In the records that follow, show each line where the word "altezza" is present.

━━━━━ DATA ENTRIES ━━━━━

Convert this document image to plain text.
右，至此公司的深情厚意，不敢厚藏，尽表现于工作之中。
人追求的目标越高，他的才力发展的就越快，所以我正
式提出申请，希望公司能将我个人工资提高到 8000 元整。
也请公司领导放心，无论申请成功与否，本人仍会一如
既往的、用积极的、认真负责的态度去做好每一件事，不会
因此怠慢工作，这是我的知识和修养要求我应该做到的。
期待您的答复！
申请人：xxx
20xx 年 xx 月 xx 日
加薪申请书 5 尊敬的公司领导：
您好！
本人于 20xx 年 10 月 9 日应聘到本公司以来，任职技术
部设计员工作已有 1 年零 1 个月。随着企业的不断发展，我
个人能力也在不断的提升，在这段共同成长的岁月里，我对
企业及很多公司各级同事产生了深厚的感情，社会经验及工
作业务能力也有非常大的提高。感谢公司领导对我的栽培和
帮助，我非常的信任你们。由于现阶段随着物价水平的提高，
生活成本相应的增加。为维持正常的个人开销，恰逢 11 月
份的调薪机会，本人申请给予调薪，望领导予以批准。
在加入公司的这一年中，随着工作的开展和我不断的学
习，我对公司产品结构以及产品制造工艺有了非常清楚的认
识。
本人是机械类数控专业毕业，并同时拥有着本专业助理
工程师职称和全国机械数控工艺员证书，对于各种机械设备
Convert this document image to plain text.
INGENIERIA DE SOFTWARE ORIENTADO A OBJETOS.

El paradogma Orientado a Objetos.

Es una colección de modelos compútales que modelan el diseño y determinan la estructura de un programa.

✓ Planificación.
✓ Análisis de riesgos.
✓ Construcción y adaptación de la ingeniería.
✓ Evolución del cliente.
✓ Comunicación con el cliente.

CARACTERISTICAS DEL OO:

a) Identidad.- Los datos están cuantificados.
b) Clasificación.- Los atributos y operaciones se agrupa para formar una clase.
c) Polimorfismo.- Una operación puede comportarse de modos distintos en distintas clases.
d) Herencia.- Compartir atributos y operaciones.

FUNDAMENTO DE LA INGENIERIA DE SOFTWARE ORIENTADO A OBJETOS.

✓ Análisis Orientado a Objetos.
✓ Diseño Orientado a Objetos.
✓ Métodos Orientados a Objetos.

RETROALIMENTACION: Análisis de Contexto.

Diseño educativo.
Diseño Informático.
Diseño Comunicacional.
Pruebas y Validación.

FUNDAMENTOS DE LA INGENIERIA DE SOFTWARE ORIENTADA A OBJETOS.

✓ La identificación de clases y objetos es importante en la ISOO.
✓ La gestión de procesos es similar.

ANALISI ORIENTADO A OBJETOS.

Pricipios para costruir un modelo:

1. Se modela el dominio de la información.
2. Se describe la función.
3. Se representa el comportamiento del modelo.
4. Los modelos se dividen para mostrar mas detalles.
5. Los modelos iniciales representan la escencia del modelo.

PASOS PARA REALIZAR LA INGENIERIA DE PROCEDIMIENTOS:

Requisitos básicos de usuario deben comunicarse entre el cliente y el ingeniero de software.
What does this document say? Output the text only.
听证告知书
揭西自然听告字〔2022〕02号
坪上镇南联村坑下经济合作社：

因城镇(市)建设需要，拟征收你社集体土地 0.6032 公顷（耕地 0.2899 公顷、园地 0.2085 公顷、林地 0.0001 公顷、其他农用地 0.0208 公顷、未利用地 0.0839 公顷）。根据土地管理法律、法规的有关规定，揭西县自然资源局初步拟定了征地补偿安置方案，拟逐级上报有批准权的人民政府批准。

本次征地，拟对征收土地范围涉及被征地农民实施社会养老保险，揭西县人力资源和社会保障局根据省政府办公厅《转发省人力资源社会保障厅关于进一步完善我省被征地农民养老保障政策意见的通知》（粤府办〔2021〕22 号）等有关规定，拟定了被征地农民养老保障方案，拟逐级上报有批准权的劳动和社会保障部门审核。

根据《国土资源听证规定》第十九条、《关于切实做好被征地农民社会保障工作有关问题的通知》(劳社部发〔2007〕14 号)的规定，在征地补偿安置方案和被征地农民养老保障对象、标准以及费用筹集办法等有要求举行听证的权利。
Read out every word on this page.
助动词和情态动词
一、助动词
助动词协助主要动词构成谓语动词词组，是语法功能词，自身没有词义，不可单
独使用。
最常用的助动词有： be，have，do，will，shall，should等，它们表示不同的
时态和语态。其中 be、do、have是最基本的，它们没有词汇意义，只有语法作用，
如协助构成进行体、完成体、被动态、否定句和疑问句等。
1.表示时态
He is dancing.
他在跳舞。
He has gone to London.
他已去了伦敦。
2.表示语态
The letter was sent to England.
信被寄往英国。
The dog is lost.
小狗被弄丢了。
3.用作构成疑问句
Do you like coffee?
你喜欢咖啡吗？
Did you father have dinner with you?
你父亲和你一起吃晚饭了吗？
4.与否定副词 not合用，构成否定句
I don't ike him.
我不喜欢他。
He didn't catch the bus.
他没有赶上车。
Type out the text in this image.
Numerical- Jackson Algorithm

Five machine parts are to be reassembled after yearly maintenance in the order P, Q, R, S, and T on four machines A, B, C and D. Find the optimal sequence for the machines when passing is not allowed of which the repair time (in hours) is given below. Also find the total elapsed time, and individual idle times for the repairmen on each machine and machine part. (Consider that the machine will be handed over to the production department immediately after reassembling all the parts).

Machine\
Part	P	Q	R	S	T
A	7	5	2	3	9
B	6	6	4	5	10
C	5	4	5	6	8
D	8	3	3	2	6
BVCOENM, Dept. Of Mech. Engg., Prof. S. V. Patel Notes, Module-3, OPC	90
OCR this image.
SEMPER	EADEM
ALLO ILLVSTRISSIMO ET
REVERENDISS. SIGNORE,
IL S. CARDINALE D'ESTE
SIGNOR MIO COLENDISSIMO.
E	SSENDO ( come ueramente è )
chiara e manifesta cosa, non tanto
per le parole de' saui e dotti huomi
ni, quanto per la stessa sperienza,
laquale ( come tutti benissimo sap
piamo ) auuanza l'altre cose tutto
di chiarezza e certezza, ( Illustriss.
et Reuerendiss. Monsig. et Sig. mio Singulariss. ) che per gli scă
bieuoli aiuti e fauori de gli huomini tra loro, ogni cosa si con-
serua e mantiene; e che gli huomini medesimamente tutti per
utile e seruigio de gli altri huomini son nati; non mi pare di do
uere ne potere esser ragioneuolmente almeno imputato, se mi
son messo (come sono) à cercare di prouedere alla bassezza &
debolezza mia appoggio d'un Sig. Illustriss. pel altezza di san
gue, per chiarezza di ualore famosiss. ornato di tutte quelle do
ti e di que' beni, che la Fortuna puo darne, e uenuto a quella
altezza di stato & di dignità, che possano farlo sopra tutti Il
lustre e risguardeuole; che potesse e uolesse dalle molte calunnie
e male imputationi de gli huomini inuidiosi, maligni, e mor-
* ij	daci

━━━━━

EXERCISE SOLUTION –
debolezza mia appoggio d'un Sig. Illustriss. pel altezza di san
altezza di stato & di dignità, che possano farlo sopra tutti Il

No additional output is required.